-- BEGIN Records for this exercise --

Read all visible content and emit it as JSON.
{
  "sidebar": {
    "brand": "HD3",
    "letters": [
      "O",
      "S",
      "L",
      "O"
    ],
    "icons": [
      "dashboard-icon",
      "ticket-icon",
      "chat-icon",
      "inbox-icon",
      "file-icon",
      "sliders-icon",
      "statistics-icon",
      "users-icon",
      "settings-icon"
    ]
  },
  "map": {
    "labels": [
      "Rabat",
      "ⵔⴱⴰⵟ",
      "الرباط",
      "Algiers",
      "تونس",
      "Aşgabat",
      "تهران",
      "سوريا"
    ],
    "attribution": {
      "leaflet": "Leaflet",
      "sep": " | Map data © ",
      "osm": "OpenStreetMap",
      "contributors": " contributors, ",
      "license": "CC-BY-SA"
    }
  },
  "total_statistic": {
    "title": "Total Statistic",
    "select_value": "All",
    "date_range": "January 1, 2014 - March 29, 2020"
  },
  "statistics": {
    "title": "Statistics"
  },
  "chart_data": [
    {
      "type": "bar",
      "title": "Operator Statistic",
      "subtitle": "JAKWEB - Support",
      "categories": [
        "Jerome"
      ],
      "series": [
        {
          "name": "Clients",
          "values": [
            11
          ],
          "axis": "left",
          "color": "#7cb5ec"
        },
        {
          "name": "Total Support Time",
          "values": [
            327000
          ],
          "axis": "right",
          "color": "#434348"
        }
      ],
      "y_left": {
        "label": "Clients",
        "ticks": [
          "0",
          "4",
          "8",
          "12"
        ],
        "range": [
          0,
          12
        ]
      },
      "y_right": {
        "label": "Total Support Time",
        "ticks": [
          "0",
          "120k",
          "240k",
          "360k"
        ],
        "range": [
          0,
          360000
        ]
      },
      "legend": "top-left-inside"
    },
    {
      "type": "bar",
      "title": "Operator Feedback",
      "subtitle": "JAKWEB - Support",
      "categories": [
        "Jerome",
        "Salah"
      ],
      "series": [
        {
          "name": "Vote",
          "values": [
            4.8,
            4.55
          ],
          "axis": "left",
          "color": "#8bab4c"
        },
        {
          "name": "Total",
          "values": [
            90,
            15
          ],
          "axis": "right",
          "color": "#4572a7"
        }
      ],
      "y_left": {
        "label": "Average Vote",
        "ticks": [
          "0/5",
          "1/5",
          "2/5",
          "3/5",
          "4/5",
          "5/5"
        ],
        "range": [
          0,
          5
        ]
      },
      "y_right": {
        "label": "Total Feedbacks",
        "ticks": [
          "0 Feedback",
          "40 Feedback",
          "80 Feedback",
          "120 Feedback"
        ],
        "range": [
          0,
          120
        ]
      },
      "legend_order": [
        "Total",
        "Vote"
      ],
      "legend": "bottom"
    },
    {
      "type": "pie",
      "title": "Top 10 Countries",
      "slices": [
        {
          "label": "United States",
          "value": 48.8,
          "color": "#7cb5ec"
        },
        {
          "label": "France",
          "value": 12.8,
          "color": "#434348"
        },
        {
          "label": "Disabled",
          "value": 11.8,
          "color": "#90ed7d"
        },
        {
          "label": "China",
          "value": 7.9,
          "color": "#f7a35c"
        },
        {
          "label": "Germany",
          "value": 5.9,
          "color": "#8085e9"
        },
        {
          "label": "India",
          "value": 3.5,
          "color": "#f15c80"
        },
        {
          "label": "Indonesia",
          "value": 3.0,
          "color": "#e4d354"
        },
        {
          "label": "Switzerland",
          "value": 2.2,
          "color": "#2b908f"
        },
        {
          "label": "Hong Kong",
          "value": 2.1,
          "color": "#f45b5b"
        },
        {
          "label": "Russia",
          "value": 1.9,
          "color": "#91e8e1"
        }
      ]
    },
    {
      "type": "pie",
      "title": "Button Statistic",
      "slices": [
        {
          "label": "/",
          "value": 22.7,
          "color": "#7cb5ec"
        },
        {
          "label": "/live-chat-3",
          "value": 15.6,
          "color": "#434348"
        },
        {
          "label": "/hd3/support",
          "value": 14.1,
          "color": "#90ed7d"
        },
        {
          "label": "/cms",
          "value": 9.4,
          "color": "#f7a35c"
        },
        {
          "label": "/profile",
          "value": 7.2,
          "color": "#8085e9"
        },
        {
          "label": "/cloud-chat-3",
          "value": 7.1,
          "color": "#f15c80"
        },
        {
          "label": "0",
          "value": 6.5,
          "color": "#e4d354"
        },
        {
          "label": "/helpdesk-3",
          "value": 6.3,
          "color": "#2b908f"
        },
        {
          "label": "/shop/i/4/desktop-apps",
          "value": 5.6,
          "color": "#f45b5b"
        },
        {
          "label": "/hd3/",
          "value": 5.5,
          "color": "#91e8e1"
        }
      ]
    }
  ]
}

-- END Records for this exercise --

--- Stated exercise ---
A line counts if it holds the word "chat". Work out how many lines in the listing count, and give only that number.

--- Correct response ---
3